## Exercise:
Copy exactly the lines from the line containing "What's the underlying" to the line containing "Parse this screenshot: output", both lines included, and omit any pictures.

## Material shown:
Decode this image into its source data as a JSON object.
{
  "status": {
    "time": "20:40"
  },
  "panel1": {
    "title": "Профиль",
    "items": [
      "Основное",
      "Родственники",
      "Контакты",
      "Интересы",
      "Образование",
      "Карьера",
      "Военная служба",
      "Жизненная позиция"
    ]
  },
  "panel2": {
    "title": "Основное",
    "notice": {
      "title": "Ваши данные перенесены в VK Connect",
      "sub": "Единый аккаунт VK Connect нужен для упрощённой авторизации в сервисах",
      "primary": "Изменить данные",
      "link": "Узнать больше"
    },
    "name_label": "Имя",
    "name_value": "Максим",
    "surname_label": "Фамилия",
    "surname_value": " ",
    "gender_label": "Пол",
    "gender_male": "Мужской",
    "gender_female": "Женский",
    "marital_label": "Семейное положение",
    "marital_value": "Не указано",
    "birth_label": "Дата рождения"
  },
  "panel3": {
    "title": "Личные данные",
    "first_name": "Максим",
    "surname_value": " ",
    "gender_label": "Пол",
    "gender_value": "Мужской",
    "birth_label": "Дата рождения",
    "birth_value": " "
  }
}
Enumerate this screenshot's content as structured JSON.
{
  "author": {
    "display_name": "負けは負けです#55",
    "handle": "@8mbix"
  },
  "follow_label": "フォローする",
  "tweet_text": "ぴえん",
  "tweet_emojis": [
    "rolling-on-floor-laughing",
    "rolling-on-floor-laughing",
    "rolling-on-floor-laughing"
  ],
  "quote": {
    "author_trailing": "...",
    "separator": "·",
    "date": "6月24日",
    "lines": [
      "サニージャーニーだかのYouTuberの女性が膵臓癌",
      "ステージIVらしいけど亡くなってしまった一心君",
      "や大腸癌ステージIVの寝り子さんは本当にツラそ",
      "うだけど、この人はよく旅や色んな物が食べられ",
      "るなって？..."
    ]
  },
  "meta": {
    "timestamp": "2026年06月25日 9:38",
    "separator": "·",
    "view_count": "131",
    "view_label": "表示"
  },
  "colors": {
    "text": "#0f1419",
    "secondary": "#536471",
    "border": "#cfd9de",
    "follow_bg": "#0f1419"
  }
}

==

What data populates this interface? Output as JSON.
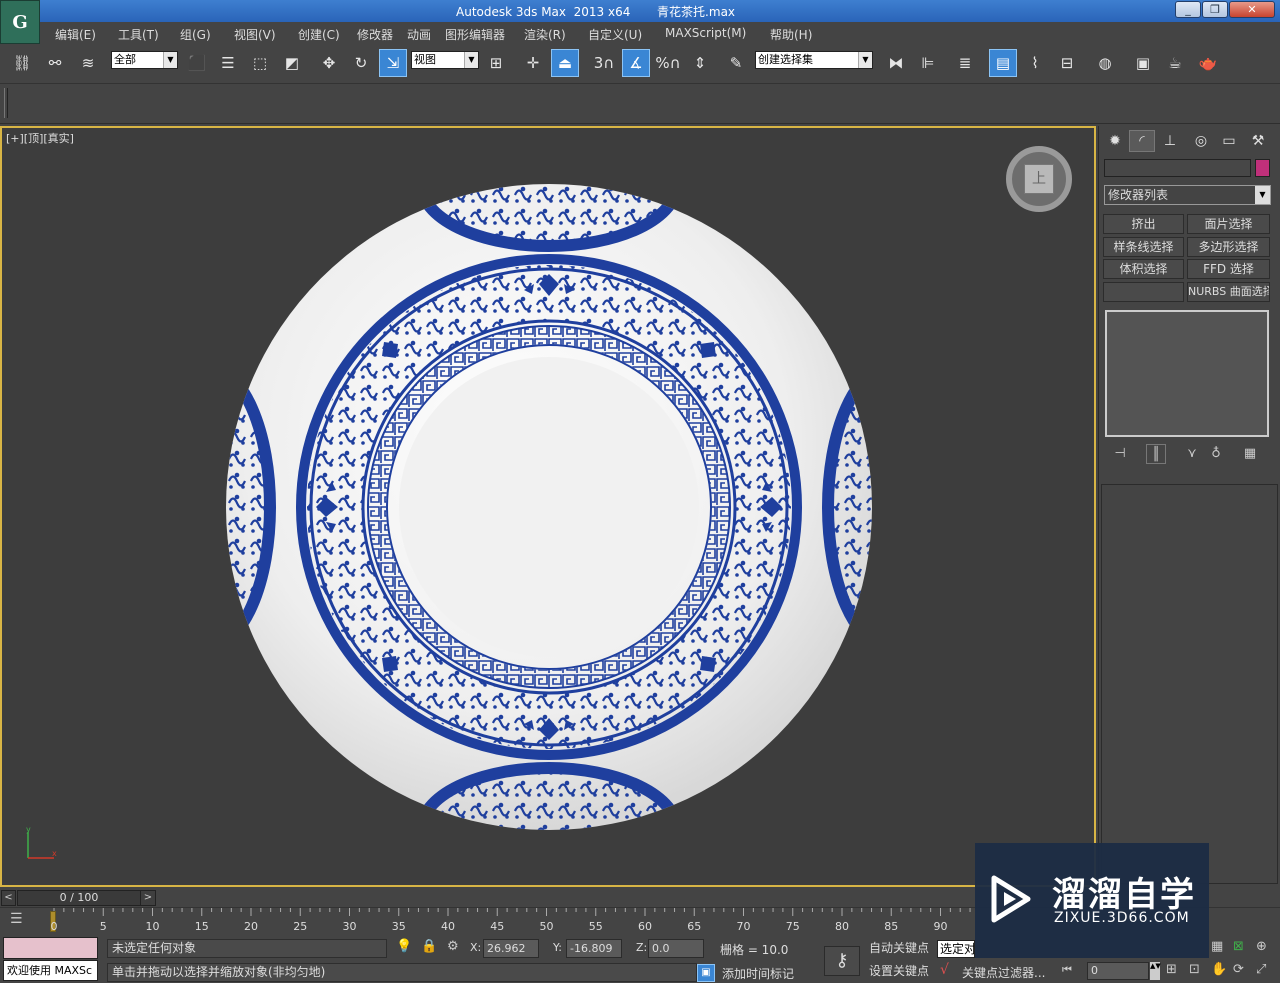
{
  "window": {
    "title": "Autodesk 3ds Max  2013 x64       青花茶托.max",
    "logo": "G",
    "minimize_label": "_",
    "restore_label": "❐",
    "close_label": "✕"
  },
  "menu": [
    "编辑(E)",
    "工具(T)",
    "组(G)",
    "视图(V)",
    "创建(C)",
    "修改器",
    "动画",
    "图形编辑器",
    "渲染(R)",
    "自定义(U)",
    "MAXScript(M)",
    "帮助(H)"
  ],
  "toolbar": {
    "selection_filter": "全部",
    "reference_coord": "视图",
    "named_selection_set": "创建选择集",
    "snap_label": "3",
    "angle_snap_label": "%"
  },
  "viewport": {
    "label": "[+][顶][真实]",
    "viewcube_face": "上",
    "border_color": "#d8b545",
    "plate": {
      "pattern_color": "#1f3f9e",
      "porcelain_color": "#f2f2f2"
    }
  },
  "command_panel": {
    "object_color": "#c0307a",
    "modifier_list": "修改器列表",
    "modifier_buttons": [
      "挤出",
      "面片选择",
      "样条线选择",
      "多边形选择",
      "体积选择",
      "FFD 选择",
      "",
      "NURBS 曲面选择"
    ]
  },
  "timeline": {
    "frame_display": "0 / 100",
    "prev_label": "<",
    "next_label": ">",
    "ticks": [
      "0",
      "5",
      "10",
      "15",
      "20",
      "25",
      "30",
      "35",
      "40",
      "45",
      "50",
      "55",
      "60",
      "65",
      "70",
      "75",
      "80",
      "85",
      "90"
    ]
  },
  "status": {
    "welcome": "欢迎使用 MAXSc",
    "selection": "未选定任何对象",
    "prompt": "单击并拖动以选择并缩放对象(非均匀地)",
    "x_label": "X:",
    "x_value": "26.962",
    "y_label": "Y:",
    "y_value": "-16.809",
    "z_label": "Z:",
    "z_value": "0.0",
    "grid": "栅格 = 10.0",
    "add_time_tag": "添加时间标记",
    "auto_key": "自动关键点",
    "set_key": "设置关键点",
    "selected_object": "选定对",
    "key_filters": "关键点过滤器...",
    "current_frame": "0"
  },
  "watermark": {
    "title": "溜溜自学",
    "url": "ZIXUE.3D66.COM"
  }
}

--

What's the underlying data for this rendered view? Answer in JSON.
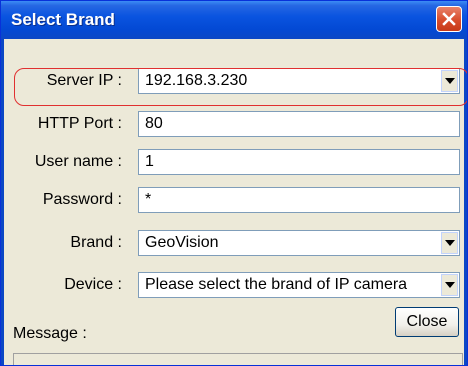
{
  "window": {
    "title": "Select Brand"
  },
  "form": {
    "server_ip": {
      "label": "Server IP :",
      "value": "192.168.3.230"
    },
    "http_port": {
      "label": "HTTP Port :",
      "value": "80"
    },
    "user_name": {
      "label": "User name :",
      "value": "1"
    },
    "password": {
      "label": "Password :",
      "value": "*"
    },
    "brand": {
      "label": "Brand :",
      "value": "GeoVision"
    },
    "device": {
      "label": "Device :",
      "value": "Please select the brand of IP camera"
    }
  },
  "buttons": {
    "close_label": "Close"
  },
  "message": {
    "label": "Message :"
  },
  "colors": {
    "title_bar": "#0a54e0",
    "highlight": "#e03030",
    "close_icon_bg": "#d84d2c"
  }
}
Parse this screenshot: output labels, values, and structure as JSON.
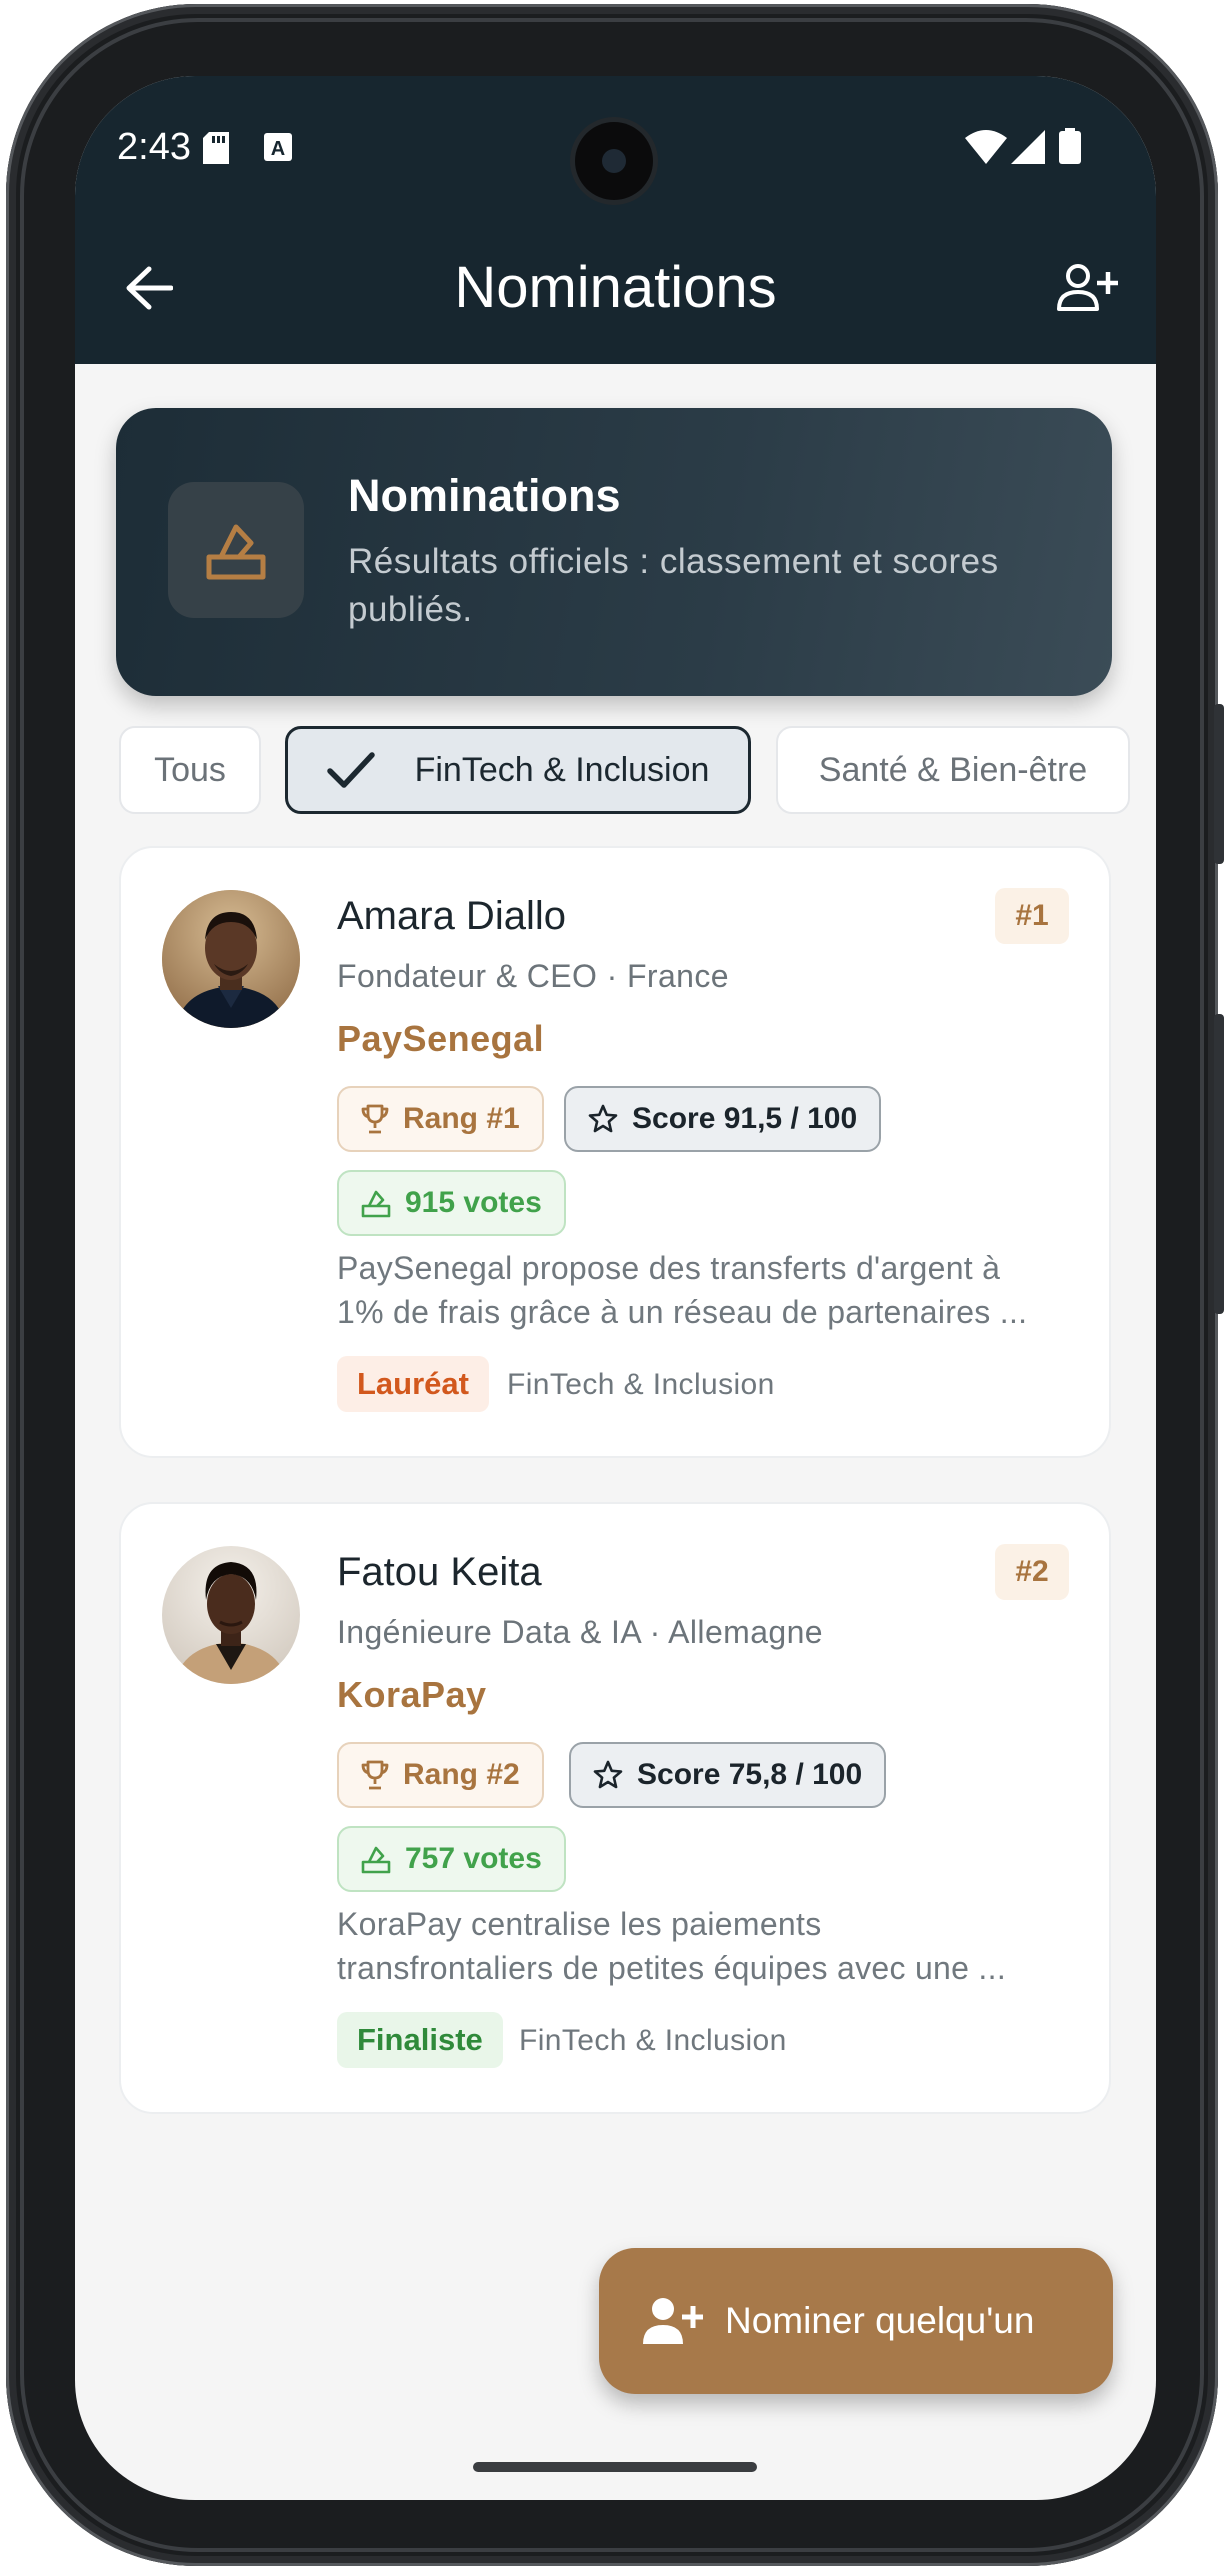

## Problem solution:
What's the underlying data for this rendered view? Answer in JSON.
{
  "window": {
    "title": "Select Brand"
  },
  "form": {
    "server_ip": {
      "label": "Server IP :",
      "value": "192.168.3.230"
    },
    "http_port": {
      "label": "HTTP Port :",
      "value": "80"
    },
    "user_name": {
      "label": "User name :",
      "value": "1"
    },
    "password": {
      "label": "Password :",
      "value": "*"
    },
    "brand": {
      "label": "Brand :",
      "value": "GeoVision"
    },
    "device": {
      "label": "Device :",
      "value": "Please select the brand of IP camera"
    }
  },
  "buttons": {
    "close_label": "Close"
  },
  "message": {
    "label": "Message :"
  },
  "colors": {
    "title_bar": "#0a54e0",
    "highlight": "#e03030",
    "close_icon_bg": "#d84d2c"
  }
}
Parse this screenshot: output labels, values, and structure as JSON.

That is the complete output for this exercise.